**TASK DIRECTIONS**: In the entries below, count every line containing "domain". Reply with the number alone.

** Start PROVIDED INFORMATION **

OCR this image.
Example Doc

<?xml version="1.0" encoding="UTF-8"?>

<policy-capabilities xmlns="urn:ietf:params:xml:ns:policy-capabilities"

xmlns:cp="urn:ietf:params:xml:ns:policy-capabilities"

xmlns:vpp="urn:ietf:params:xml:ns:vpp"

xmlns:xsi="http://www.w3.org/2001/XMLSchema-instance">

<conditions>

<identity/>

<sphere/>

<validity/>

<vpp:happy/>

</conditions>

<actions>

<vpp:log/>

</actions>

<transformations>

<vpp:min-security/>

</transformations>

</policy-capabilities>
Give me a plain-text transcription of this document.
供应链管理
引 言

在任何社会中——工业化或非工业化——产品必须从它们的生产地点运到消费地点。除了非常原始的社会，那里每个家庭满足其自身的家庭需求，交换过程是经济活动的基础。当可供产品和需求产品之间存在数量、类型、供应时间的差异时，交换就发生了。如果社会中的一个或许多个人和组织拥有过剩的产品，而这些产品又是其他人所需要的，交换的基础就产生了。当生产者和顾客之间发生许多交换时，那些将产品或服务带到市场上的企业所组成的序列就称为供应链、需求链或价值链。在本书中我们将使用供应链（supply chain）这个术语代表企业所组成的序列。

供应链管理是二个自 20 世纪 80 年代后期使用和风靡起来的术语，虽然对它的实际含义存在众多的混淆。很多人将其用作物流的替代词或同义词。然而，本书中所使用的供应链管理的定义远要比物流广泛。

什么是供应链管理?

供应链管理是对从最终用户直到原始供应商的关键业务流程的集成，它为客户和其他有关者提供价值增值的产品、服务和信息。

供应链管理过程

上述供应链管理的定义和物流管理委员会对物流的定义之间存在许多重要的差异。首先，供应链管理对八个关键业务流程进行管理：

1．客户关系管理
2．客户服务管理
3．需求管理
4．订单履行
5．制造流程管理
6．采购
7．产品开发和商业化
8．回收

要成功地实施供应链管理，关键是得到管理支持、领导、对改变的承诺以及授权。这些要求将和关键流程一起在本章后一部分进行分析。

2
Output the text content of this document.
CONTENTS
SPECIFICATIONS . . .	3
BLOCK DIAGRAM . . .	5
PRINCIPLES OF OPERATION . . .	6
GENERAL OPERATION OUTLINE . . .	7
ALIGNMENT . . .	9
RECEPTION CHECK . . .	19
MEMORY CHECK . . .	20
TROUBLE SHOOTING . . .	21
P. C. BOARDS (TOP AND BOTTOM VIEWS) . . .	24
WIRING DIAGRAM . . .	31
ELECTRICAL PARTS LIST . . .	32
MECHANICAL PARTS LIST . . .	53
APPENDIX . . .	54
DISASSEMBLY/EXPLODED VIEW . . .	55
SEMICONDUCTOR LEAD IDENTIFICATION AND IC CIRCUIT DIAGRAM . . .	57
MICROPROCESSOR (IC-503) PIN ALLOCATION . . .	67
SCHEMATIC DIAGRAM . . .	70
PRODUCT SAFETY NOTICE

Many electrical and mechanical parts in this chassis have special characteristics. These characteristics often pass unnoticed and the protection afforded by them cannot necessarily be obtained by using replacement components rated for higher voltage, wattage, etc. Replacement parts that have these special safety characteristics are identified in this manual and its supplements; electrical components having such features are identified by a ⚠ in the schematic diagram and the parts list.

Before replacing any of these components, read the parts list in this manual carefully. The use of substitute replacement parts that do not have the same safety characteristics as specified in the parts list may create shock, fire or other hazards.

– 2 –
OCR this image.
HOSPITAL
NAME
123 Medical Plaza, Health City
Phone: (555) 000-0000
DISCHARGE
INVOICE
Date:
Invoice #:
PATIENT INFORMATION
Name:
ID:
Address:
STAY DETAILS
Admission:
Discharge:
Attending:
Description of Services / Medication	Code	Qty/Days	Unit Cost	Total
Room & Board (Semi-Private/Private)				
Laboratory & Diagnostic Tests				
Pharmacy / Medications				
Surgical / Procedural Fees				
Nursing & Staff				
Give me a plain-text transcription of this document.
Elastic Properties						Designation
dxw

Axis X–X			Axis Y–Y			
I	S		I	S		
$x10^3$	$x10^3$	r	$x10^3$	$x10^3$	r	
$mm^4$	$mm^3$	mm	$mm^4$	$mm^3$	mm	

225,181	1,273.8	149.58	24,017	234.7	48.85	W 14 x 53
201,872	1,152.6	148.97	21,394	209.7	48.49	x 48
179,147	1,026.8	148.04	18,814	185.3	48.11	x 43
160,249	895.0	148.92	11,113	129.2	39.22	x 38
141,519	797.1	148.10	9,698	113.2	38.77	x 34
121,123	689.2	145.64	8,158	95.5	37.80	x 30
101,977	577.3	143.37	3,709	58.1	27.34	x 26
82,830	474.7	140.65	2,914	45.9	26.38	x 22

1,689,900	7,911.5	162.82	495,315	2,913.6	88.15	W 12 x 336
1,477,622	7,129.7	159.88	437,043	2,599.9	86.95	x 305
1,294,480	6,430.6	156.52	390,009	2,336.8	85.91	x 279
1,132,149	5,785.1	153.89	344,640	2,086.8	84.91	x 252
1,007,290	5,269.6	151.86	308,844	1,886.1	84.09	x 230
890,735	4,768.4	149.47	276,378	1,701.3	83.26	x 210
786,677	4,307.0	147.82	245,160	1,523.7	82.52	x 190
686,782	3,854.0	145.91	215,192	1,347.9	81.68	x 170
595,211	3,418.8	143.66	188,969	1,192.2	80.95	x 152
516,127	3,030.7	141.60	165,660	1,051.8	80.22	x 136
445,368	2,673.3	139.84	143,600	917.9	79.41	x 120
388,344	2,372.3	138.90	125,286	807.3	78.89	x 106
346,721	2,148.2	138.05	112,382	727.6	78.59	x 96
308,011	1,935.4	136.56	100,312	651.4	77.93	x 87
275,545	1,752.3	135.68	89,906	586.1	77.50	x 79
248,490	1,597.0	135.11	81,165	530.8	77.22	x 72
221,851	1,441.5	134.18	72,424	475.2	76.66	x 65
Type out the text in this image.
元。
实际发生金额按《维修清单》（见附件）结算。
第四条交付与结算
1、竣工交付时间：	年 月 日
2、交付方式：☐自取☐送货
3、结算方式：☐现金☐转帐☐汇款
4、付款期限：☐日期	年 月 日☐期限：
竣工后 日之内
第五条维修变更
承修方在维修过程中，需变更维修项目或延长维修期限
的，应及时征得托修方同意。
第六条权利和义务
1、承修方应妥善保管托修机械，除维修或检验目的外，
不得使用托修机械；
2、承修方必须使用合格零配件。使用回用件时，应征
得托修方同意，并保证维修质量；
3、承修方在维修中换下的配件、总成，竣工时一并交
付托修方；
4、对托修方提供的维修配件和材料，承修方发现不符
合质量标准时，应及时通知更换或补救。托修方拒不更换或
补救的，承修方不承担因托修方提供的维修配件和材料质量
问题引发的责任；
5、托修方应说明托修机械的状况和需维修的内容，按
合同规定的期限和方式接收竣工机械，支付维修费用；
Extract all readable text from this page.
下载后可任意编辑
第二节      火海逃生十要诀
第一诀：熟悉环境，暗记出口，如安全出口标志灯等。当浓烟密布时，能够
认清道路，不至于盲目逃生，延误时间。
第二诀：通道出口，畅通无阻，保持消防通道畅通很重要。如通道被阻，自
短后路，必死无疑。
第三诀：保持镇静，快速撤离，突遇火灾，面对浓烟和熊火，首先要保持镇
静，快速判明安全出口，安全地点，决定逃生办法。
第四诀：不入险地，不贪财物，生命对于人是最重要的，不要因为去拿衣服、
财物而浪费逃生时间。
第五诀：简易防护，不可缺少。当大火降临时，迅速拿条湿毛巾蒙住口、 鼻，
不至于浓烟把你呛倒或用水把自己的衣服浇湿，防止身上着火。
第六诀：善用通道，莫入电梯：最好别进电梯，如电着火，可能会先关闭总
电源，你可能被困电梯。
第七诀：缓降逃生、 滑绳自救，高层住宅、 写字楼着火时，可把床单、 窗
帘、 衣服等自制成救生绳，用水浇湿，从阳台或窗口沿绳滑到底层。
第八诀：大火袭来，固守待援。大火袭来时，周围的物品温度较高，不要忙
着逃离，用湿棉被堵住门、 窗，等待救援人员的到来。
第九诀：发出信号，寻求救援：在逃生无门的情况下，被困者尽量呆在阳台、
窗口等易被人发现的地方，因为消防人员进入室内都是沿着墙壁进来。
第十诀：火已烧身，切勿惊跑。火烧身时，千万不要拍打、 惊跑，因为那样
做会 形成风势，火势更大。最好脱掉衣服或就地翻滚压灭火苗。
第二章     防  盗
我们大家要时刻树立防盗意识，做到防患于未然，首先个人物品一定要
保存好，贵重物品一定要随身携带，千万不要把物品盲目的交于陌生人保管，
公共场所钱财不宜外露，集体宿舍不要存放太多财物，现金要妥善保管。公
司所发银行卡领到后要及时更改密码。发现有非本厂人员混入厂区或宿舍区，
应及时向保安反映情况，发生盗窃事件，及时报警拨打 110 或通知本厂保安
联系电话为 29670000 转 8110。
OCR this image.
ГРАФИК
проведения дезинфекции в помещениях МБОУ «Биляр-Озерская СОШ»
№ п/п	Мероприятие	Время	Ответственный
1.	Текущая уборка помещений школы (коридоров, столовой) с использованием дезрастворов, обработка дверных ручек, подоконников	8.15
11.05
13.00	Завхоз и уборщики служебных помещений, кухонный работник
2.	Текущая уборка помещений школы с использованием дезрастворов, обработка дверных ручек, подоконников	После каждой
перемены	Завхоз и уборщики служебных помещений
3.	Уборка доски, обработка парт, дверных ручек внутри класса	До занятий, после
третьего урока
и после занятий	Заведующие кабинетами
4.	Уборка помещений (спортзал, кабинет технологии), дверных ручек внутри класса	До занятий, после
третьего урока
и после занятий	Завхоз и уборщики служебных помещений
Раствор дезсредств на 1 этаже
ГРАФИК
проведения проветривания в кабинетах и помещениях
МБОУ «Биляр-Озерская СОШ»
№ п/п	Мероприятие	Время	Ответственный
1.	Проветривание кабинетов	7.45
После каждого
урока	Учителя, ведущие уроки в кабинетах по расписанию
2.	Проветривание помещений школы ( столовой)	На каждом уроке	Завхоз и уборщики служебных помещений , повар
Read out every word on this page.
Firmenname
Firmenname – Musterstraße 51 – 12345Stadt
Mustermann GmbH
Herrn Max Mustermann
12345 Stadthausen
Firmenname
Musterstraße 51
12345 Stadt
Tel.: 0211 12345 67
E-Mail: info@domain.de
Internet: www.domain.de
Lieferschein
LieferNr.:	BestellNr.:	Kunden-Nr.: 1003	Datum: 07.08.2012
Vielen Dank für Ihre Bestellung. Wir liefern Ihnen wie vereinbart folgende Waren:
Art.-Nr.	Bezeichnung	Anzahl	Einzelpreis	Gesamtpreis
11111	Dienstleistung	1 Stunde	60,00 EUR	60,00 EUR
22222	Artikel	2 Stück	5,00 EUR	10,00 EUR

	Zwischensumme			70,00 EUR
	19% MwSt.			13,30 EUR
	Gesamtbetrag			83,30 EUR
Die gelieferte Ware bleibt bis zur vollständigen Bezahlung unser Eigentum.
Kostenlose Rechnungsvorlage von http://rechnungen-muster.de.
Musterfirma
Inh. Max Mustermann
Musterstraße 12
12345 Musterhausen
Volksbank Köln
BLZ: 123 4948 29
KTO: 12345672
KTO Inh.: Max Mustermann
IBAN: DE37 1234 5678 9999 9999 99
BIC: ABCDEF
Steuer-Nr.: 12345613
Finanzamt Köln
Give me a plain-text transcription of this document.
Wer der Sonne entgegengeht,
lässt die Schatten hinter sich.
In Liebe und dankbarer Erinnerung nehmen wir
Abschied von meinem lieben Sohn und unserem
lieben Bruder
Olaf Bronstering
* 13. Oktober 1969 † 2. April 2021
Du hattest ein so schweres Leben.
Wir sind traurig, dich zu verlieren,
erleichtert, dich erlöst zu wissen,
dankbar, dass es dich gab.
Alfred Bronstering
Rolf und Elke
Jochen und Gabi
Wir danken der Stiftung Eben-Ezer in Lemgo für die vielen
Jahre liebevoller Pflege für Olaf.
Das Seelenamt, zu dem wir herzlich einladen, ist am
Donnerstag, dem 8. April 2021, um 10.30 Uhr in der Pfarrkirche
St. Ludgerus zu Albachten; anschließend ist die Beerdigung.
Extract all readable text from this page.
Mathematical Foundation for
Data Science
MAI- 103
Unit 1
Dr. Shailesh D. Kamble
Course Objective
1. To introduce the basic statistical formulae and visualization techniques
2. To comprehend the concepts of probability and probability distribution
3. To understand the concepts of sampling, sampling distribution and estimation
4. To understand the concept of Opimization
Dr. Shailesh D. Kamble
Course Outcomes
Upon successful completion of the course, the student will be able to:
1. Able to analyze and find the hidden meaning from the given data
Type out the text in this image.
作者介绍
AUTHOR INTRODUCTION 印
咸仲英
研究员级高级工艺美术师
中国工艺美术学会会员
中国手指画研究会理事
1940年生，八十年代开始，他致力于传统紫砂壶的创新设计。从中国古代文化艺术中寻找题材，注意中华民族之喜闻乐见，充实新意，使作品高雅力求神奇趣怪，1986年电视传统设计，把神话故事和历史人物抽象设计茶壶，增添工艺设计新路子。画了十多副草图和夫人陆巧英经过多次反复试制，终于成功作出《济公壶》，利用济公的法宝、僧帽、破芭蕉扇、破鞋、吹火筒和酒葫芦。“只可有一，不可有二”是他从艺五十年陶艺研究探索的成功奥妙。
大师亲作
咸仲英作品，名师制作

** End PROVIDED INFORMATION **

**TASK SOLUTION**: 2